# [AIM OF THE TASK]
Search the listing for the string "ntype" and copy every line that contains it.

[Figure record extracts]
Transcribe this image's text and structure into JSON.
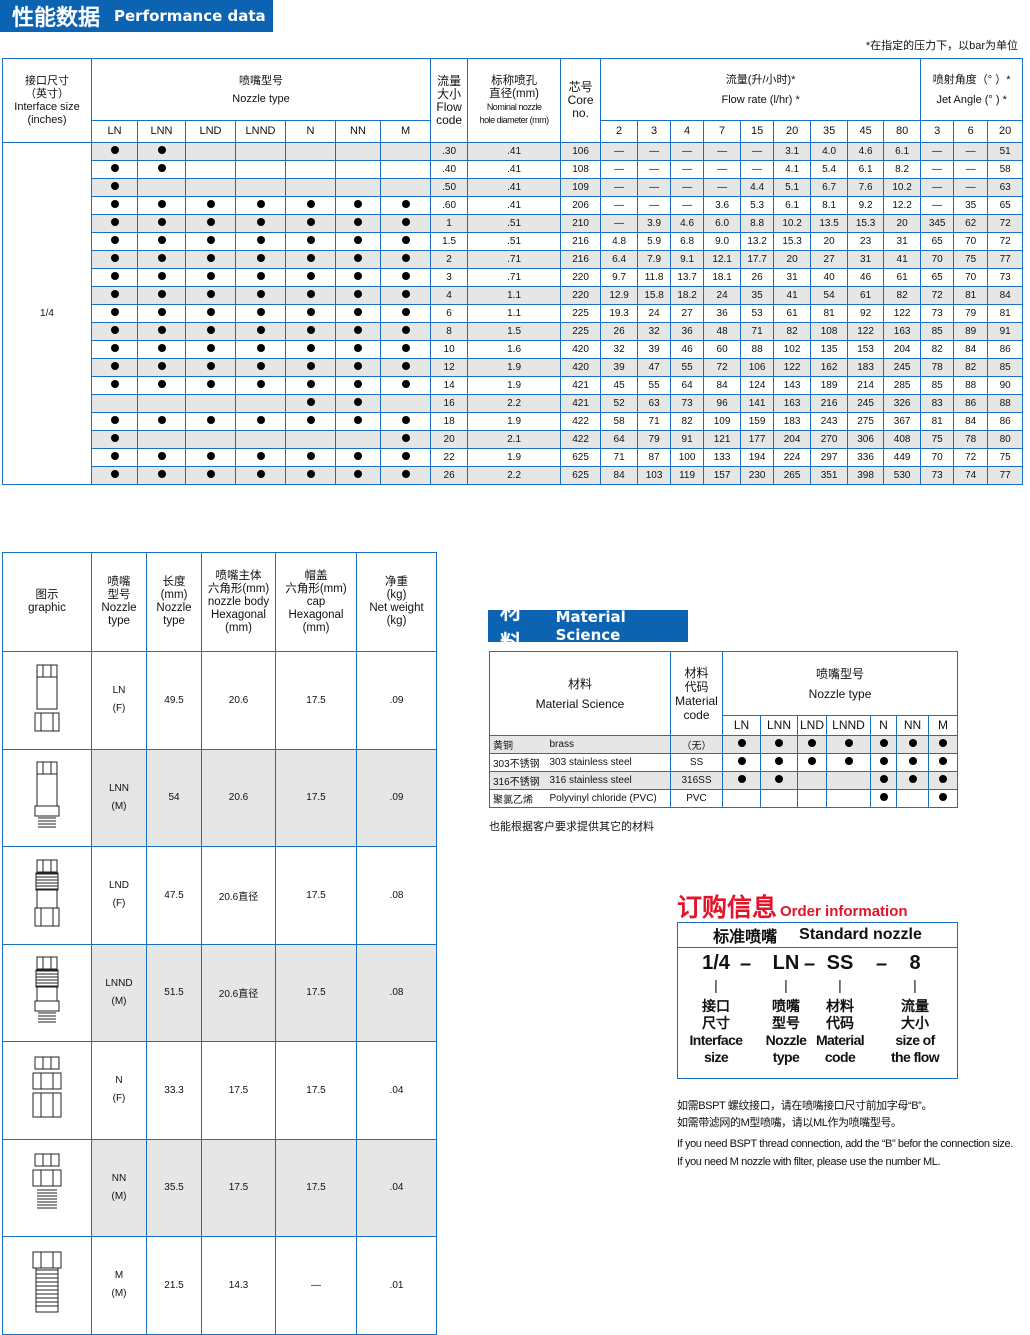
{
  "performance": {
    "title_cn": "性能数据",
    "title_en": "Performance data",
    "note": "*在指定的压力下，以bar为单位",
    "headers": {
      "interface_cn": "接口尺寸\n（英寸）",
      "interface_en": "Interface size\n(inches)",
      "nozzle_cn": "喷嘴型号",
      "nozzle_en": "Nozzle type",
      "flowcode": "流量\n大小\nFlow\ncode",
      "nominal_cn": "标称喷孔\n直径(mm)",
      "nominal_en": "Nominal nozzle\nhole diameter (mm)",
      "core": "芯号\nCore\nno.",
      "flowrate_cn": "流量(升/小时)*",
      "flowrate_en": "Flow rate (l/hr) *",
      "angle_cn": "喷射角度（°  ）*",
      "angle_en": "Jet Angle (°  ) *"
    },
    "nozzle_types": [
      "LN",
      "LNN",
      "LND",
      "LNND",
      "N",
      "NN",
      "M"
    ],
    "pressures_flow": [
      "2",
      "3",
      "4",
      "7",
      "15",
      "20",
      "35",
      "45",
      "80"
    ],
    "pressures_angle": [
      "3",
      "6",
      "20"
    ],
    "interface_size": "1/4",
    "rows": [
      {
        "types": [
          1,
          1,
          0,
          0,
          0,
          0,
          0
        ],
        "code": ".30",
        "nominal": ".41",
        "core": "106",
        "flow": [
          "—",
          "—",
          "—",
          "—",
          "—",
          "3.1",
          "4.0",
          "4.6",
          "6.1"
        ],
        "angle": [
          "—",
          "—",
          "51"
        ]
      },
      {
        "types": [
          1,
          1,
          0,
          0,
          0,
          0,
          0
        ],
        "code": ".40",
        "nominal": ".41",
        "core": "108",
        "flow": [
          "—",
          "—",
          "—",
          "—",
          "—",
          "4.1",
          "5.4",
          "6.1",
          "8.2"
        ],
        "angle": [
          "—",
          "—",
          "58"
        ]
      },
      {
        "types": [
          1,
          0,
          0,
          0,
          0,
          0,
          0
        ],
        "code": ".50",
        "nominal": ".41",
        "core": "109",
        "flow": [
          "—",
          "—",
          "—",
          "—",
          "4.4",
          "5.1",
          "6.7",
          "7.6",
          "10.2"
        ],
        "angle": [
          "—",
          "—",
          "63"
        ]
      },
      {
        "types": [
          1,
          1,
          1,
          1,
          1,
          1,
          1
        ],
        "code": ".60",
        "nominal": ".41",
        "core": "206",
        "flow": [
          "—",
          "—",
          "—",
          "3.6",
          "5.3",
          "6.1",
          "8.1",
          "9.2",
          "12.2"
        ],
        "angle": [
          "—",
          "35",
          "65"
        ]
      },
      {
        "types": [
          1,
          1,
          1,
          1,
          1,
          1,
          1
        ],
        "code": "1",
        "nominal": ".51",
        "core": "210",
        "flow": [
          "—",
          "3.9",
          "4.6",
          "6.0",
          "8.8",
          "10.2",
          "13.5",
          "15.3",
          "20"
        ],
        "angle": [
          "345",
          "62",
          "72"
        ]
      },
      {
        "types": [
          1,
          1,
          1,
          1,
          1,
          1,
          1
        ],
        "code": "1.5",
        "nominal": ".51",
        "core": "216",
        "flow": [
          "4.8",
          "5.9",
          "6.8",
          "9.0",
          "13.2",
          "15.3",
          "20",
          "23",
          "31"
        ],
        "angle": [
          "65",
          "70",
          "72"
        ]
      },
      {
        "types": [
          1,
          1,
          1,
          1,
          1,
          1,
          1
        ],
        "code": "2",
        "nominal": ".71",
        "core": "216",
        "flow": [
          "6.4",
          "7.9",
          "9.1",
          "12.1",
          "17.7",
          "20",
          "27",
          "31",
          "41"
        ],
        "angle": [
          "70",
          "75",
          "77"
        ]
      },
      {
        "types": [
          1,
          1,
          1,
          1,
          1,
          1,
          1
        ],
        "code": "3",
        "nominal": ".71",
        "core": "220",
        "flow": [
          "9.7",
          "11.8",
          "13.7",
          "18.1",
          "26",
          "31",
          "40",
          "46",
          "61"
        ],
        "angle": [
          "65",
          "70",
          "73"
        ]
      },
      {
        "types": [
          1,
          1,
          1,
          1,
          1,
          1,
          1
        ],
        "code": "4",
        "nominal": "1.1",
        "core": "220",
        "flow": [
          "12.9",
          "15.8",
          "18.2",
          "24",
          "35",
          "41",
          "54",
          "61",
          "82"
        ],
        "angle": [
          "72",
          "81",
          "84"
        ]
      },
      {
        "types": [
          1,
          1,
          1,
          1,
          1,
          1,
          1
        ],
        "code": "6",
        "nominal": "1.1",
        "core": "225",
        "flow": [
          "19.3",
          "24",
          "27",
          "36",
          "53",
          "61",
          "81",
          "92",
          "122"
        ],
        "angle": [
          "73",
          "79",
          "81"
        ]
      },
      {
        "types": [
          1,
          1,
          1,
          1,
          1,
          1,
          1
        ],
        "code": "8",
        "nominal": "1.5",
        "core": "225",
        "flow": [
          "26",
          "32",
          "36",
          "48",
          "71",
          "82",
          "108",
          "122",
          "163"
        ],
        "angle": [
          "85",
          "89",
          "91"
        ]
      },
      {
        "types": [
          1,
          1,
          1,
          1,
          1,
          1,
          1
        ],
        "code": "10",
        "nominal": "1.6",
        "core": "420",
        "flow": [
          "32",
          "39",
          "46",
          "60",
          "88",
          "102",
          "135",
          "153",
          "204"
        ],
        "angle": [
          "82",
          "84",
          "86"
        ]
      },
      {
        "types": [
          1,
          1,
          1,
          1,
          1,
          1,
          1
        ],
        "code": "12",
        "nominal": "1.9",
        "core": "420",
        "flow": [
          "39",
          "47",
          "55",
          "72",
          "106",
          "122",
          "162",
          "183",
          "245"
        ],
        "angle": [
          "78",
          "82",
          "85"
        ]
      },
      {
        "types": [
          1,
          1,
          1,
          1,
          1,
          1,
          1
        ],
        "code": "14",
        "nominal": "1.9",
        "core": "421",
        "flow": [
          "45",
          "55",
          "64",
          "84",
          "124",
          "143",
          "189",
          "214",
          "285"
        ],
        "angle": [
          "85",
          "88",
          "90"
        ]
      },
      {
        "types": [
          0,
          0,
          0,
          0,
          1,
          1,
          0
        ],
        "code": "16",
        "nominal": "2.2",
        "core": "421",
        "flow": [
          "52",
          "63",
          "73",
          "96",
          "141",
          "163",
          "216",
          "245",
          "326"
        ],
        "angle": [
          "83",
          "86",
          "88"
        ]
      },
      {
        "types": [
          1,
          1,
          1,
          1,
          1,
          1,
          1
        ],
        "code": "18",
        "nominal": "1.9",
        "core": "422",
        "flow": [
          "58",
          "71",
          "82",
          "109",
          "159",
          "183",
          "243",
          "275",
          "367"
        ],
        "angle": [
          "81",
          "84",
          "86"
        ]
      },
      {
        "types": [
          1,
          0,
          0,
          0,
          0,
          0,
          1
        ],
        "code": "20",
        "nominal": "2.1",
        "core": "422",
        "flow": [
          "64",
          "79",
          "91",
          "121",
          "177",
          "204",
          "270",
          "306",
          "408"
        ],
        "angle": [
          "75",
          "78",
          "80"
        ]
      },
      {
        "types": [
          1,
          1,
          1,
          1,
          1,
          1,
          1
        ],
        "code": "22",
        "nominal": "1.9",
        "core": "625",
        "flow": [
          "71",
          "87",
          "100",
          "133",
          "194",
          "224",
          "297",
          "336",
          "449"
        ],
        "angle": [
          "70",
          "72",
          "75"
        ]
      },
      {
        "types": [
          1,
          1,
          1,
          1,
          1,
          1,
          1
        ],
        "code": "26",
        "nominal": "2.2",
        "core": "625",
        "flow": [
          "84",
          "103",
          "119",
          "157",
          "230",
          "265",
          "351",
          "398",
          "530"
        ],
        "angle": [
          "73",
          "74",
          "77"
        ]
      }
    ]
  },
  "dimensions": {
    "headers": [
      "图示\ngraphic",
      "喷嘴\n型号\nNozzle\ntype",
      "长度\n(mm)\nNozzle\ntype",
      "喷嘴主体\n六角形(mm)\nnozzle body\nHexagonal\n(mm)",
      "帽盖\n六角形(mm)\ncap\nHexagonal\n(mm)",
      "净重\n(kg)\nNet weight\n(kg)"
    ],
    "rows": [
      {
        "icon": "ln-nozzle-drawing",
        "type": "LN",
        "gender": "(F)",
        "length": "49.5",
        "body": "20.6",
        "cap": "17.5",
        "weight": ".09"
      },
      {
        "icon": "lnn-nozzle-drawing",
        "type": "LNN",
        "gender": "(M)",
        "length": "54",
        "body": "20.6",
        "cap": "17.5",
        "weight": ".09"
      },
      {
        "icon": "lnd-nozzle-drawing",
        "type": "LND",
        "gender": "(F)",
        "length": "47.5",
        "body": "20.6直径",
        "cap": "17.5",
        "weight": ".08"
      },
      {
        "icon": "lnnd-nozzle-drawing",
        "type": "LNND",
        "gender": "(M)",
        "length": "51.5",
        "body": "20.6直径",
        "cap": "17.5",
        "weight": ".08"
      },
      {
        "icon": "n-nozzle-drawing",
        "type": "N",
        "gender": "(F)",
        "length": "33.3",
        "body": "17.5",
        "cap": "17.5",
        "weight": ".04"
      },
      {
        "icon": "nn-nozzle-drawing",
        "type": "NN",
        "gender": "(M)",
        "length": "35.5",
        "body": "17.5",
        "cap": "17.5",
        "weight": ".04"
      },
      {
        "icon": "m-nozzle-drawing",
        "type": "M",
        "gender": "(M)",
        "length": "21.5",
        "body": "14.3",
        "cap": "—",
        "weight": ".01"
      }
    ]
  },
  "material": {
    "title_cn": "材料",
    "title_en": "Material Science",
    "header_material": "材料\nMaterial Science",
    "header_code": "材料\n代码\nMaterial\ncode",
    "header_nozzle": "喷嘴型号\nNozzle type",
    "nozzle_types": [
      "LN",
      "LNN",
      "LND",
      "LNND",
      "N",
      "NN",
      "M"
    ],
    "rows": [
      {
        "cn": "黄铜",
        "en": "brass",
        "code": "（无）",
        "types": [
          1,
          1,
          1,
          1,
          1,
          1,
          1
        ]
      },
      {
        "cn": "303不锈钢",
        "en": "303 stainless steel",
        "code": "SS",
        "types": [
          1,
          1,
          1,
          1,
          1,
          1,
          1
        ]
      },
      {
        "cn": "316不锈钢",
        "en": "316 stainless steel",
        "code": "316SS",
        "types": [
          1,
          1,
          0,
          0,
          1,
          1,
          1
        ]
      },
      {
        "cn": "聚氯乙烯",
        "en": "Polyvinyl chloride (PVC)",
        "code": "PVC",
        "types": [
          0,
          0,
          0,
          0,
          1,
          0,
          1
        ]
      }
    ],
    "note": "也能根据客户要求提供其它的材料"
  },
  "order": {
    "title_cn": "订购信息",
    "title_en": "Order information",
    "header_cn": "标准喷嘴",
    "header_en": "Standard nozzle",
    "parts": [
      {
        "code": "1/4",
        "label_cn": "接口\n尺寸",
        "label_en": "Interface\nsize"
      },
      {
        "code": "LN",
        "label_cn": "喷嘴\n型号",
        "label_en": "Nozzle\ntype"
      },
      {
        "code": "SS",
        "label_cn": "材料\n代码",
        "label_en": "Material\ncode"
      },
      {
        "code": "8",
        "label_cn": "流量\n大小",
        "label_en": "size of\nthe flow"
      }
    ],
    "separator": "–",
    "notes": [
      "如需BSPT 螺纹接口，请在喷嘴接口尺寸前加字母“B”。",
      "如需带滤网的M型喷嘴，请以ML作为喷嘴型号。",
      "If you need BSPT thread connection, add the “B” befor the connection size.",
      "If you need M nozzle with filter, please use the number ML."
    ]
  },
  "colors": {
    "brand_blue": "#0b63b2",
    "border_blue": "#1a6fc0",
    "order_red": "#e3142a",
    "row_gray": "#e6e6e6"
  }
}
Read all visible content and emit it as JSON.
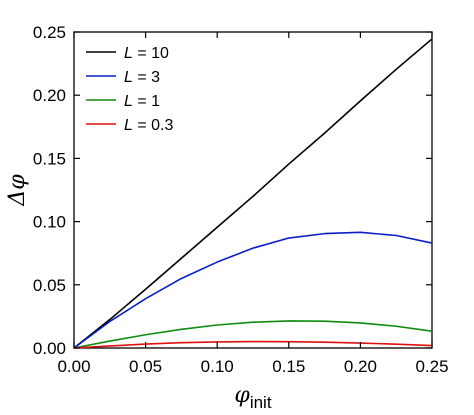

# [WRITTEN REPLY]
      "喷嘴\n型号\nNozzle\ntype",
      "长度\n(mm)\nNozzle\ntype",
        "label_en": "Nozzle\ntype"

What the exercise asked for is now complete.